**GIVEN REQUEST:** Copy out the data below verbatim.

(Figure collection entries)

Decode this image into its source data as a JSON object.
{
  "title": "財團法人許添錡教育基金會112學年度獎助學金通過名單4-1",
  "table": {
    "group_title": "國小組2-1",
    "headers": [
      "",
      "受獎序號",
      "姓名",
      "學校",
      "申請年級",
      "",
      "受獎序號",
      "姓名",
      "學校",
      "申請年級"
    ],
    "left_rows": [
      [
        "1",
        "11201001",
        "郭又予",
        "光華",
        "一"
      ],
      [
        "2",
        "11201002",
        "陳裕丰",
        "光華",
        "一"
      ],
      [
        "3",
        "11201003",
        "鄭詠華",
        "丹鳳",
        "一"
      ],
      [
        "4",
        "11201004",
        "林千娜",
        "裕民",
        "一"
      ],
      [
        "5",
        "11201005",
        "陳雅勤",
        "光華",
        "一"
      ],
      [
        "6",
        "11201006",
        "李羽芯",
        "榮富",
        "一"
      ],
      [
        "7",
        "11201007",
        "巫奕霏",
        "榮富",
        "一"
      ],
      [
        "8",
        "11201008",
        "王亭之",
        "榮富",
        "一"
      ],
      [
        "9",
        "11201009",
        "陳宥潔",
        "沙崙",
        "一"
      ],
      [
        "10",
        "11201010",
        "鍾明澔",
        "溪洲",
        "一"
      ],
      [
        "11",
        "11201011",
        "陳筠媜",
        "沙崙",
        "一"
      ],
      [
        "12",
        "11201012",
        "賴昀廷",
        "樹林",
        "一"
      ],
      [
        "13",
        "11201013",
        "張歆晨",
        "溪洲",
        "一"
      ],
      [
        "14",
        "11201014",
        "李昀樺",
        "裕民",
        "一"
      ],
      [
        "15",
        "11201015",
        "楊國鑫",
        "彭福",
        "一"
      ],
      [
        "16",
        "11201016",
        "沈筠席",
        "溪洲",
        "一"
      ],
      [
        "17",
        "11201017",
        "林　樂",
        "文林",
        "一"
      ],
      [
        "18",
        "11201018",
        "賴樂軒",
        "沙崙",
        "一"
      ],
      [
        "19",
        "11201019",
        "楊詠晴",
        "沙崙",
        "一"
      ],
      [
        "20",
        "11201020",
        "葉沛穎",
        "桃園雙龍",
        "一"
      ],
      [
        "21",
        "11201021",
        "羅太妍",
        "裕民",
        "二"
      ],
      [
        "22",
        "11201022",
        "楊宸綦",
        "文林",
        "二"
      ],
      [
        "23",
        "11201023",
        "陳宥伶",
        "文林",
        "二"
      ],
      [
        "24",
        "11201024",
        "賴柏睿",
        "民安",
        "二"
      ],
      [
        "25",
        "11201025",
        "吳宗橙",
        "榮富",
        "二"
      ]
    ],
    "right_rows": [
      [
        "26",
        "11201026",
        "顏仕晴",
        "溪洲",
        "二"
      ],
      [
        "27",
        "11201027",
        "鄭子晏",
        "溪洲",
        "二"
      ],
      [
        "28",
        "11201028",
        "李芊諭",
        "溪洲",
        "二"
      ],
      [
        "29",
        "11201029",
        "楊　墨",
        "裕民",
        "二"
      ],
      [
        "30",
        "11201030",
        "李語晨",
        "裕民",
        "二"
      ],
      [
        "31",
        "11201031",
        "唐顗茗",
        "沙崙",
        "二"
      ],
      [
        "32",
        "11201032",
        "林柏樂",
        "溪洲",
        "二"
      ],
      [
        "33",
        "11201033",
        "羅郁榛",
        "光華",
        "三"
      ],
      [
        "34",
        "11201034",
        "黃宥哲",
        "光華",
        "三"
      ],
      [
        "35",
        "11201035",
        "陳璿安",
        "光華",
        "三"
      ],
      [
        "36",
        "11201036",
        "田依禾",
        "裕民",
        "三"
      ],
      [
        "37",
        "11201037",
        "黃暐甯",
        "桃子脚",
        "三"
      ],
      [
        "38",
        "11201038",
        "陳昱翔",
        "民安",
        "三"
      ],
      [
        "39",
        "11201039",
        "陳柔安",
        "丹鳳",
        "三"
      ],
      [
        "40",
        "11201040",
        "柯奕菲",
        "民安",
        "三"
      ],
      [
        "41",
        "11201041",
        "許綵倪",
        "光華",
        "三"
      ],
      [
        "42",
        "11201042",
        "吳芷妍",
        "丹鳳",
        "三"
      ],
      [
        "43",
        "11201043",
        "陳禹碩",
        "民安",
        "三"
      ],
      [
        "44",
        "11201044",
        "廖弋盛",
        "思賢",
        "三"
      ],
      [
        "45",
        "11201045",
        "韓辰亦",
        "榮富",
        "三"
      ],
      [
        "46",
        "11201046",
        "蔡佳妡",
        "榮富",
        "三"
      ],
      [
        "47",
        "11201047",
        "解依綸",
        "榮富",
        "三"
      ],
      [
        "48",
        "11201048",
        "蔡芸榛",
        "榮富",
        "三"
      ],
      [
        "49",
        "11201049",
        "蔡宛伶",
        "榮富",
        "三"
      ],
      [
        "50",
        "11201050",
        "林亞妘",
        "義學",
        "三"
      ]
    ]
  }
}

**FINISHED ANSWER:**
Decode this image into its source data as a JSON object.
{
  "title": "財團法人許添錡教育基金會112學年度獎助學金通過名單4-1",
  "table": {
    "group_title": "國小組2-1",
    "headers": [
      "",
      "受獎序號",
      "姓名",
      "學校",
      "申請年級",
      "",
      "受獎序號",
      "姓名",
      "學校",
      "申請年級"
    ],
    "left_rows": [
      [
        "1",
        "11201001",
        "郭又予",
        "光華",
        "一"
      ],
      [
        "2",
        "11201002",
        "陳裕丰",
        "光華",
        "一"
      ],
      [
        "3",
        "11201003",
        "鄭詠華",
        "丹鳳",
        "一"
      ],
      [
        "4",
        "11201004",
        "林千娜",
        "裕民",
        "一"
      ],
      [
        "5",
        "11201005",
        "陳雅勤",
        "光華",
        "一"
      ],
      [
        "6",
        "11201006",
        "李羽芯",
        "榮富",
        "一"
      ],
      [
        "7",
        "11201007",
        "巫奕霏",
        "榮富",
        "一"
      ],
      [
        "8",
        "11201008",
        "王亭之",
        "榮富",
        "一"
      ],
      [
        "9",
        "11201009",
        "陳宥潔",
        "沙崙",
        "一"
      ],
      [
        "10",
        "11201010",
        "鍾明澔",
        "溪洲",
        "一"
      ],
      [
        "11",
        "11201011",
        "陳筠媜",
        "沙崙",
        "一"
      ],
      [
        "12",
        "11201012",
        "賴昀廷",
        "樹林",
        "一"
      ],
      [
        "13",
        "11201013",
        "張歆晨",
        "溪洲",
        "一"
      ],
      [
        "14",
        "11201014",
        "李昀樺",
        "裕民",
        "一"
      ],
      [
        "15",
        "11201015",
        "楊國鑫",
        "彭福",
        "一"
      ],
      [
        "16",
        "11201016",
        "沈筠席",
        "溪洲",
        "一"
      ],
      [
        "17",
        "11201017",
        "林　樂",
        "文林",
        "一"
      ],
      [
        "18",
        "11201018",
        "賴樂軒",
        "沙崙",
        "一"
      ],
      [
        "19",
        "11201019",
        "楊詠晴",
        "沙崙",
        "一"
      ],
      [
        "20",
        "11201020",
        "葉沛穎",
        "桃園雙龍",
        "一"
      ],
      [
        "21",
        "11201021",
        "羅太妍",
        "裕民",
        "二"
      ],
      [
        "22",
        "11201022",
        "楊宸綦",
        "文林",
        "二"
      ],
      [
        "23",
        "11201023",
        "陳宥伶",
        "文林",
        "二"
      ],
      [
        "24",
        "11201024",
        "賴柏睿",
        "民安",
        "二"
      ],
      [
        "25",
        "11201025",
        "吳宗橙",
        "榮富",
        "二"
      ]
    ],
    "right_rows": [
      [
        "26",
        "11201026",
        "顏仕晴",
        "溪洲",
        "二"
      ],
      [
        "27",
        "11201027",
        "鄭子晏",
        "溪洲",
        "二"
      ],
      [
        "28",
        "11201028",
        "李芊諭",
        "溪洲",
        "二"
      ],
      [
        "29",
        "11201029",
        "楊　墨",
        "裕民",
        "二"
      ],
      [
        "30",
        "11201030",
        "李語晨",
        "裕民",
        "二"
      ],
      [
        "31",
        "11201031",
        "唐顗茗",
        "沙崙",
        "二"
      ],
      [
        "32",
        "11201032",
        "林柏樂",
        "溪洲",
        "二"
      ],
      [
        "33",
        "11201033",
        "羅郁榛",
        "光華",
        "三"
      ],
      [
        "34",
        "11201034",
        "黃宥哲",
        "光華",
        "三"
      ],
      [
        "35",
        "11201035",
        "陳璿安",
        "光華",
        "三"
      ],
      [
        "36",
        "11201036",
        "田依禾",
        "裕民",
        "三"
      ],
      [
        "37",
        "11201037",
        "黃暐甯",
        "桃子脚",
        "三"
      ],
      [
        "38",
        "11201038",
        "陳昱翔",
        "民安",
        "三"
      ],
      [
        "39",
        "11201039",
        "陳柔安",
        "丹鳳",
        "三"
      ],
      [
        "40",
        "11201040",
        "柯奕菲",
        "民安",
        "三"
      ],
      [
        "41",
        "11201041",
        "許綵倪",
        "光華",
        "三"
      ],
      [
        "42",
        "11201042",
        "吳芷妍",
        "丹鳳",
        "三"
      ],
      [
        "43",
        "11201043",
        "陳禹碩",
        "民安",
        "三"
      ],
      [
        "44",
        "11201044",
        "廖弋盛",
        "思賢",
        "三"
      ],
      [
        "45",
        "11201045",
        "韓辰亦",
        "榮富",
        "三"
      ],
      [
        "46",
        "11201046",
        "蔡佳妡",
        "榮富",
        "三"
      ],
      [
        "47",
        "11201047",
        "解依綸",
        "榮富",
        "三"
      ],
      [
        "48",
        "11201048",
        "蔡芸榛",
        "榮富",
        "三"
      ],
      [
        "49",
        "11201049",
        "蔡宛伶",
        "榮富",
        "三"
      ],
      [
        "50",
        "11201050",
        "林亞妘",
        "義學",
        "三"
      ]
    ]
  }
}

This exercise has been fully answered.